» **Extracted records**
________________________________________

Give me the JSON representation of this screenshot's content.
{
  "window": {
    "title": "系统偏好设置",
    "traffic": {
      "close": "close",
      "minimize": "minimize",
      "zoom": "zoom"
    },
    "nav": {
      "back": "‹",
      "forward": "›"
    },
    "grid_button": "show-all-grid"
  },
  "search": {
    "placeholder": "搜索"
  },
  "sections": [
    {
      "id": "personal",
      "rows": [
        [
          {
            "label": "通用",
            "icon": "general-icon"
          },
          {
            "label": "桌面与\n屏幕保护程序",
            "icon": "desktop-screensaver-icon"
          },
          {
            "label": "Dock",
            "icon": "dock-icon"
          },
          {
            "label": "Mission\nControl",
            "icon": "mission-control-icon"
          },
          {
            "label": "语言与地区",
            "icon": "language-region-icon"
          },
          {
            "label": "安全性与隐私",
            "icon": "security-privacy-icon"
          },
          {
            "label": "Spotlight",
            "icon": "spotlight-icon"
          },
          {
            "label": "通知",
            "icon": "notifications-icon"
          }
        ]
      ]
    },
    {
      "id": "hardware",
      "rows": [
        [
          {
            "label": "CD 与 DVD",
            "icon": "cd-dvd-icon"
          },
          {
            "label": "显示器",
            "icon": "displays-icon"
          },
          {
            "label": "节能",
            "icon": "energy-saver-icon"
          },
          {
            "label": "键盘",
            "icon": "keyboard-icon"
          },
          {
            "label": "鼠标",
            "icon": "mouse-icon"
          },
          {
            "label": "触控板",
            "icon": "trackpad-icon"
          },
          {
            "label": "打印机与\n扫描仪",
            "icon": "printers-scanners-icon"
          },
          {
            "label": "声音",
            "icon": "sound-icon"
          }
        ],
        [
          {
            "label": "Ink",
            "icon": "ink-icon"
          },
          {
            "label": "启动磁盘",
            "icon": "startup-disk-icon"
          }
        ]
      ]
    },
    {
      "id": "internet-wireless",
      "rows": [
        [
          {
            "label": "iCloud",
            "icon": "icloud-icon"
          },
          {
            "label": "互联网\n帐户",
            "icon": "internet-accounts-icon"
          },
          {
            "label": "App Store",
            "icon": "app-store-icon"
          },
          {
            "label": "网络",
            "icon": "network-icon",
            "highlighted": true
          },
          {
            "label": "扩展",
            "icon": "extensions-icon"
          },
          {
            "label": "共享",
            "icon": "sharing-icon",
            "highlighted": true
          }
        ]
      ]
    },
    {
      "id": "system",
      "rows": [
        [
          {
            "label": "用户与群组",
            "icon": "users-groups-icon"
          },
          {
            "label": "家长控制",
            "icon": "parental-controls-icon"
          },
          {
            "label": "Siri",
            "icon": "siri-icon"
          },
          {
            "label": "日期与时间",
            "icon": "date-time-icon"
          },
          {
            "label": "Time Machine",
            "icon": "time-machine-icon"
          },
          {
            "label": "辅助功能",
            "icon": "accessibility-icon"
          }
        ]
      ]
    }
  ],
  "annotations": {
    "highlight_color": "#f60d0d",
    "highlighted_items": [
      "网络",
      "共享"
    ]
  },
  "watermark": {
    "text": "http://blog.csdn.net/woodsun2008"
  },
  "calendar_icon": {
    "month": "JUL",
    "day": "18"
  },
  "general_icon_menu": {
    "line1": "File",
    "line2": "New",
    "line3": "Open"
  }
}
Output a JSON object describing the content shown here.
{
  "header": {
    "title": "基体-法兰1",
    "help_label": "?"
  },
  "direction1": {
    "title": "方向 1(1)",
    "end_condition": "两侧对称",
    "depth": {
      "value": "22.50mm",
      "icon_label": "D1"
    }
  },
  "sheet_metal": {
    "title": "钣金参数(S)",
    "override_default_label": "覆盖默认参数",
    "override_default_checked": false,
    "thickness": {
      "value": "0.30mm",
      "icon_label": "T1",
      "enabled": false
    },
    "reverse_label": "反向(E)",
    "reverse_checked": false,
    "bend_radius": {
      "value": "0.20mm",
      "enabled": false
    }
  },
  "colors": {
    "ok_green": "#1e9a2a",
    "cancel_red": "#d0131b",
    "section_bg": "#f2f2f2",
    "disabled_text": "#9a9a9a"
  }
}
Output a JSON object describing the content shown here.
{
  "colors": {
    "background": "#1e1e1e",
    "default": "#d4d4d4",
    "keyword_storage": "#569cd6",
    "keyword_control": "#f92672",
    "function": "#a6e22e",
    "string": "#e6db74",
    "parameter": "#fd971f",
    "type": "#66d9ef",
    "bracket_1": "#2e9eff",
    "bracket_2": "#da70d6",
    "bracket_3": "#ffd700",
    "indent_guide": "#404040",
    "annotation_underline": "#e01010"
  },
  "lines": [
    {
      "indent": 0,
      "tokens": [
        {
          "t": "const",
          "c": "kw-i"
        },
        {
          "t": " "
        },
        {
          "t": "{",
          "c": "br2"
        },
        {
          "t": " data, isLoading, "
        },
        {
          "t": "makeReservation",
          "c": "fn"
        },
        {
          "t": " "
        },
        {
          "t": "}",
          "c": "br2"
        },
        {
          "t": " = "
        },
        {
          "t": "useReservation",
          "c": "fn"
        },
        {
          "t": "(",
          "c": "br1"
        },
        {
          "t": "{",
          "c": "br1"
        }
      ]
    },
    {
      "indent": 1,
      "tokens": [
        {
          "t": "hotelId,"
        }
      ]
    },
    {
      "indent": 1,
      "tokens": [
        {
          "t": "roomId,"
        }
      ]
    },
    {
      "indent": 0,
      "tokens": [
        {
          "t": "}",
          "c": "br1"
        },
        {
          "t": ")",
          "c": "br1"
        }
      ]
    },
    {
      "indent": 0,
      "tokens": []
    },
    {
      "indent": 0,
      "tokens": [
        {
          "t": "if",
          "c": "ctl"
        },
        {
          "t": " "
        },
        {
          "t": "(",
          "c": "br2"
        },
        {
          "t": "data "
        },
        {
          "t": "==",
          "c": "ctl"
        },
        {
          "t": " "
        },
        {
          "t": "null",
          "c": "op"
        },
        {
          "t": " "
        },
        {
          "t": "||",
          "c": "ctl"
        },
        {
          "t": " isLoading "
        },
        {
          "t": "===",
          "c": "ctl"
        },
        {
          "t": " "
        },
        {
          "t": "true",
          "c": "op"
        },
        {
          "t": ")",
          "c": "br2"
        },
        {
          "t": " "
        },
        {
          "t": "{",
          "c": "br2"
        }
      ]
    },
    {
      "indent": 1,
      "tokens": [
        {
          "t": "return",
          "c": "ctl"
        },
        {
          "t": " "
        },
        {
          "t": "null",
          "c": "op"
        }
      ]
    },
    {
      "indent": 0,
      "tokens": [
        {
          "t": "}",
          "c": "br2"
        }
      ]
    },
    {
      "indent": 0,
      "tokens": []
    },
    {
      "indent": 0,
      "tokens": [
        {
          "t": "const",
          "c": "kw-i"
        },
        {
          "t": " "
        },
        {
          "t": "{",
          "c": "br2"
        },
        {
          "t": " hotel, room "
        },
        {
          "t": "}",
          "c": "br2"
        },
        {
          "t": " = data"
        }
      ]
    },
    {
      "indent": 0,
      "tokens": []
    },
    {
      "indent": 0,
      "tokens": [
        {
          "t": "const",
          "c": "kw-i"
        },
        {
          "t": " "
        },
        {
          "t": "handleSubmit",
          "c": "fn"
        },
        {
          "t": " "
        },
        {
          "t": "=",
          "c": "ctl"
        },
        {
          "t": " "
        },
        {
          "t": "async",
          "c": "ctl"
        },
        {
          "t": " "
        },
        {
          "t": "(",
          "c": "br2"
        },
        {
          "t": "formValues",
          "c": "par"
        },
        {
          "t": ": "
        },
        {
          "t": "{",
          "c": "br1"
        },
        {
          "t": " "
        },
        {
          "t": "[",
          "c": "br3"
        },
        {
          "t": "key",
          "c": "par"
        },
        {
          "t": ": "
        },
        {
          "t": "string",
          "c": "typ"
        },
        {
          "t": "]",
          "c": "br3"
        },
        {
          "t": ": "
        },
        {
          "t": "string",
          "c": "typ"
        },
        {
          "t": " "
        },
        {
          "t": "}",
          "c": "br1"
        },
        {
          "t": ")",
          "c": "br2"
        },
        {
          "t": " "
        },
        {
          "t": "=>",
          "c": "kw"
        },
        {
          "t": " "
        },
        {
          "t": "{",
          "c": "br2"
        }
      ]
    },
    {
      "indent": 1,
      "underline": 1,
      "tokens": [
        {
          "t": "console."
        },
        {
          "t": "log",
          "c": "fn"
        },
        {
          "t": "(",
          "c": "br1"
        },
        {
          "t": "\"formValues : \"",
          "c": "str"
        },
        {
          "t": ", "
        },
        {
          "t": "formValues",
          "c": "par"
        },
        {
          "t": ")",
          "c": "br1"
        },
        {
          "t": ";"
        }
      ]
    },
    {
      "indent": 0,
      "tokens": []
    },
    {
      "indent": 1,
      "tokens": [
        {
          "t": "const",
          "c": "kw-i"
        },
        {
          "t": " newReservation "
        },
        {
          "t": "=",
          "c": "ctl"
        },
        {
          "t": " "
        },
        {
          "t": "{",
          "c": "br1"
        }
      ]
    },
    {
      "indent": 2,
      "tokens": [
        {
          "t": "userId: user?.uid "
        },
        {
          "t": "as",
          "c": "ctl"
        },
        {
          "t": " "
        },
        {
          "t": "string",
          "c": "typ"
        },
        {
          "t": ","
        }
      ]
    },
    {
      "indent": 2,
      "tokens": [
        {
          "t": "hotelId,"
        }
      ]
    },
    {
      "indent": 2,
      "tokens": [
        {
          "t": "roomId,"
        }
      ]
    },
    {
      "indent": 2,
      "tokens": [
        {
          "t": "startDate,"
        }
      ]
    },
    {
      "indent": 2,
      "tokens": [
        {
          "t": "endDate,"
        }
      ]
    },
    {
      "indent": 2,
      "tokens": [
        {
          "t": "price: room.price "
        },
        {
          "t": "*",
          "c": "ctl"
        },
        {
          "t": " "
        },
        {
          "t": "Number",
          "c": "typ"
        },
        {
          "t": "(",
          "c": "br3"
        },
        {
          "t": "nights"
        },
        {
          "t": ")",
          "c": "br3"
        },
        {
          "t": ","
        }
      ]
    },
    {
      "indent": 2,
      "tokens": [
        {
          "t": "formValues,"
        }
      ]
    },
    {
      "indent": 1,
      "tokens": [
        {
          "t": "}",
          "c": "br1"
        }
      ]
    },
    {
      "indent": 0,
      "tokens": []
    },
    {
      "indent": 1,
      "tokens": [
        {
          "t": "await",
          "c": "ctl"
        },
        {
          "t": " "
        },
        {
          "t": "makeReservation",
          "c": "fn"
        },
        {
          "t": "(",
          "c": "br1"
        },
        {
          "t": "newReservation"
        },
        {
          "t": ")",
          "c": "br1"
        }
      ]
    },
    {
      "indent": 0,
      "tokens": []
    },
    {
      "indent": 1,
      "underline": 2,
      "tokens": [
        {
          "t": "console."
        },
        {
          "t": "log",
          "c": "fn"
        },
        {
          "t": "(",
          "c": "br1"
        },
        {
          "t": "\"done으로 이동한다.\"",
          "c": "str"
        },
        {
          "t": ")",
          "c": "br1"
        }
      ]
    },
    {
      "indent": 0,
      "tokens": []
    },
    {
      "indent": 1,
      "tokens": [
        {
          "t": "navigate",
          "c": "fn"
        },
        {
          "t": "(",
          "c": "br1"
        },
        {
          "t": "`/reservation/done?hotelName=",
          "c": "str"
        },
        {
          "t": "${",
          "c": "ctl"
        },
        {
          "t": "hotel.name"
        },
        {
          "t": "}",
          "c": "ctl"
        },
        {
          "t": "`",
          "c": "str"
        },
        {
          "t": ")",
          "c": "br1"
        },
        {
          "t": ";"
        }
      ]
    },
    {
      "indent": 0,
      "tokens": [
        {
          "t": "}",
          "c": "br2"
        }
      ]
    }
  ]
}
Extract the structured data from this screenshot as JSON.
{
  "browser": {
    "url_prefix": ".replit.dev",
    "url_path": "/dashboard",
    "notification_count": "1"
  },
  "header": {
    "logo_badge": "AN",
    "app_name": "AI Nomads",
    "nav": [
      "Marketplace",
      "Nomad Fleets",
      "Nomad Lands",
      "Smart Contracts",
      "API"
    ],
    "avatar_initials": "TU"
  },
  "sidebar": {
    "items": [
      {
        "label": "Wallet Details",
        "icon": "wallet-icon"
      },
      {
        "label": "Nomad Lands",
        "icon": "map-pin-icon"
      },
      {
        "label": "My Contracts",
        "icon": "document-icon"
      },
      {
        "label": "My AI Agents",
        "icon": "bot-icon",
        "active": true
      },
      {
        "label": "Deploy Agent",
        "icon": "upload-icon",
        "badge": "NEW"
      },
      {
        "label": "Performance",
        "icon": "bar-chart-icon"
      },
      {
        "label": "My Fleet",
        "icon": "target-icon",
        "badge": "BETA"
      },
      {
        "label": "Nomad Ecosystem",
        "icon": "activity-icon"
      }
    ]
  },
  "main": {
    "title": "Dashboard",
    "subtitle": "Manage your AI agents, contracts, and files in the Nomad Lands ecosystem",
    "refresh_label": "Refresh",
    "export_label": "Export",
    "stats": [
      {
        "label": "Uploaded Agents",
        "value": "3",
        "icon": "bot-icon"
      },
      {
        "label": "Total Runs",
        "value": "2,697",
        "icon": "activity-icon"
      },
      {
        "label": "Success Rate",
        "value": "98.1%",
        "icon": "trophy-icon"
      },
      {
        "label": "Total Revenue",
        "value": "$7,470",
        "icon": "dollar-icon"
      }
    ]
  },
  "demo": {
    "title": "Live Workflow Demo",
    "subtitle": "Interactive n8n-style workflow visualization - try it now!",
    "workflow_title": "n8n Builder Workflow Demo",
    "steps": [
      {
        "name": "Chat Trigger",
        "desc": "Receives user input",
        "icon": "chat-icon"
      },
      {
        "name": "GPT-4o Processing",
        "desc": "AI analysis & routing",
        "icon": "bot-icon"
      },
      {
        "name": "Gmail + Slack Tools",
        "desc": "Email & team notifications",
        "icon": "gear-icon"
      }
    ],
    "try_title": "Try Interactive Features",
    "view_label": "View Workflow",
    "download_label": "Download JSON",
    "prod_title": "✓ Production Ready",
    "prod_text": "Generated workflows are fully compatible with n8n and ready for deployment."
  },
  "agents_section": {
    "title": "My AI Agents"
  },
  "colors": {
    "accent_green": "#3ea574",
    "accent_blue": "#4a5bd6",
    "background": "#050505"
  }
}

________________________________________

» **EXERCISE DESCRIPTION**
Scan the listing above. Gather each line that contains the word "Interactive".

» **RESULT FOR THIS EXERCISE**
    "subtitle": "Interactive n8n-style workflow visualization - try it now!",
    "try_title": "Try Interactive Features",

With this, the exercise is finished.